Figure record listings
■ ■ ■ ■ ■ ■ ■
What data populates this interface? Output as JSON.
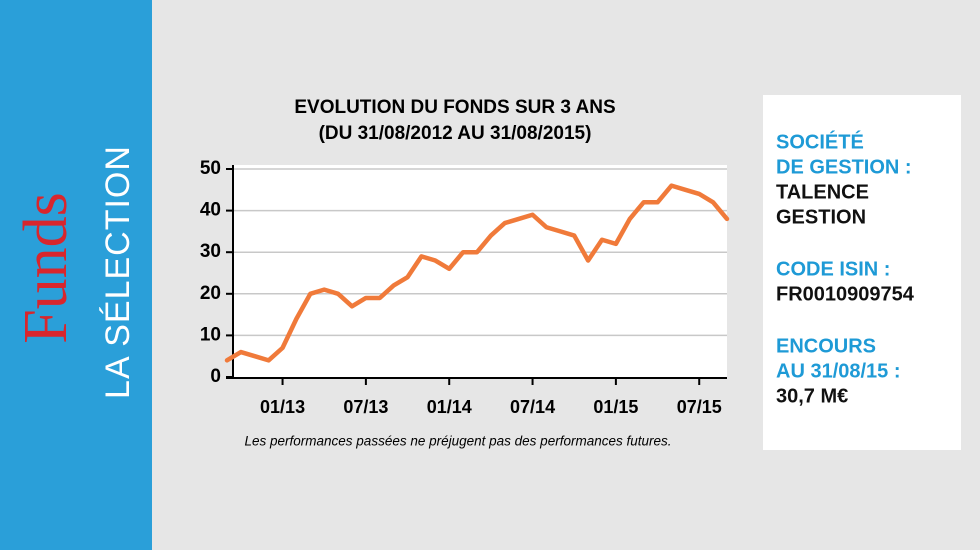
{
  "sidebar": {
    "title": "Funds",
    "subtitle": "LA SÉLECTION"
  },
  "chart_data": {
    "type": "line",
    "title": "EVOLUTION DU FONDS SUR 3 ANS",
    "subtitle": "(DU 31/08/2012 AU 31/08/2015)",
    "note": "Les performances passées ne préjugent pas des performances futures.",
    "x": [
      "09/12",
      "10/12",
      "11/12",
      "12/12",
      "01/13",
      "02/13",
      "03/13",
      "04/13",
      "05/13",
      "06/13",
      "07/13",
      "08/13",
      "09/13",
      "10/13",
      "11/13",
      "12/13",
      "01/14",
      "02/14",
      "03/14",
      "04/14",
      "05/14",
      "06/14",
      "07/14",
      "08/14",
      "09/14",
      "10/14",
      "11/14",
      "12/14",
      "01/15",
      "02/15",
      "03/15",
      "04/15",
      "05/15",
      "06/15",
      "07/15",
      "08/15",
      "09/15"
    ],
    "series": [
      {
        "color": "#f07a3a",
        "values": [
          4,
          6,
          5,
          4,
          7,
          14,
          20,
          21,
          20,
          17,
          19,
          19,
          22,
          24,
          29,
          28,
          26,
          30,
          30,
          34,
          37,
          38,
          39,
          36,
          35,
          34,
          28,
          33,
          32,
          38,
          42,
          42,
          46,
          45,
          44,
          42,
          38
        ]
      }
    ],
    "xticks": [
      "01/13",
      "07/13",
      "01/14",
      "07/14",
      "01/15",
      "07/15"
    ],
    "ylim": [
      0,
      50
    ],
    "yticks": [
      0,
      10,
      20,
      30,
      40,
      50
    ],
    "grid": true
  },
  "info": [
    {
      "label": [
        "SOCIÉTÉ",
        "DE GESTION :"
      ],
      "value": [
        "TALENCE",
        "GESTION"
      ]
    },
    {
      "label": [
        "CODE ISIN :"
      ],
      "value": [
        "FR0010909754"
      ]
    },
    {
      "label": [
        "ENCOURS",
        "AU 31/08/15 :"
      ],
      "value": [
        "30,7 M€"
      ]
    }
  ]
}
■ ■ ■ ■ ■ ■ ■
- _EXERCISE BRIEF_:
Reproduce all of the material above word for word. Omit the pictures.

- _COMPLETED EXERCISE_:
What data populates this interface? Output as JSON.
{
  "sidebar": {
    "title": "Funds",
    "subtitle": "LA SÉLECTION"
  },
  "chart_data": {
    "type": "line",
    "title": "EVOLUTION DU FONDS SUR 3 ANS",
    "subtitle": "(DU 31/08/2012 AU 31/08/2015)",
    "note": "Les performances passées ne préjugent pas des performances futures.",
    "x": [
      "09/12",
      "10/12",
      "11/12",
      "12/12",
      "01/13",
      "02/13",
      "03/13",
      "04/13",
      "05/13",
      "06/13",
      "07/13",
      "08/13",
      "09/13",
      "10/13",
      "11/13",
      "12/13",
      "01/14",
      "02/14",
      "03/14",
      "04/14",
      "05/14",
      "06/14",
      "07/14",
      "08/14",
      "09/14",
      "10/14",
      "11/14",
      "12/14",
      "01/15",
      "02/15",
      "03/15",
      "04/15",
      "05/15",
      "06/15",
      "07/15",
      "08/15",
      "09/15"
    ],
    "series": [
      {
        "color": "#f07a3a",
        "values": [
          4,
          6,
          5,
          4,
          7,
          14,
          20,
          21,
          20,
          17,
          19,
          19,
          22,
          24,
          29,
          28,
          26,
          30,
          30,
          34,
          37,
          38,
          39,
          36,
          35,
          34,
          28,
          33,
          32,
          38,
          42,
          42,
          46,
          45,
          44,
          42,
          38
        ]
      }
    ],
    "xticks": [
      "01/13",
      "07/13",
      "01/14",
      "07/14",
      "01/15",
      "07/15"
    ],
    "ylim": [
      0,
      50
    ],
    "yticks": [
      0,
      10,
      20,
      30,
      40,
      50
    ],
    "grid": true
  },
  "info": [
    {
      "label": [
        "SOCIÉTÉ",
        "DE GESTION :"
      ],
      "value": [
        "TALENCE",
        "GESTION"
      ]
    },
    {
      "label": [
        "CODE ISIN :"
      ],
      "value": [
        "FR0010909754"
      ]
    },
    {
      "label": [
        "ENCOURS",
        "AU 31/08/15 :"
      ],
      "value": [
        "30,7 M€"
      ]
    }
  ]
}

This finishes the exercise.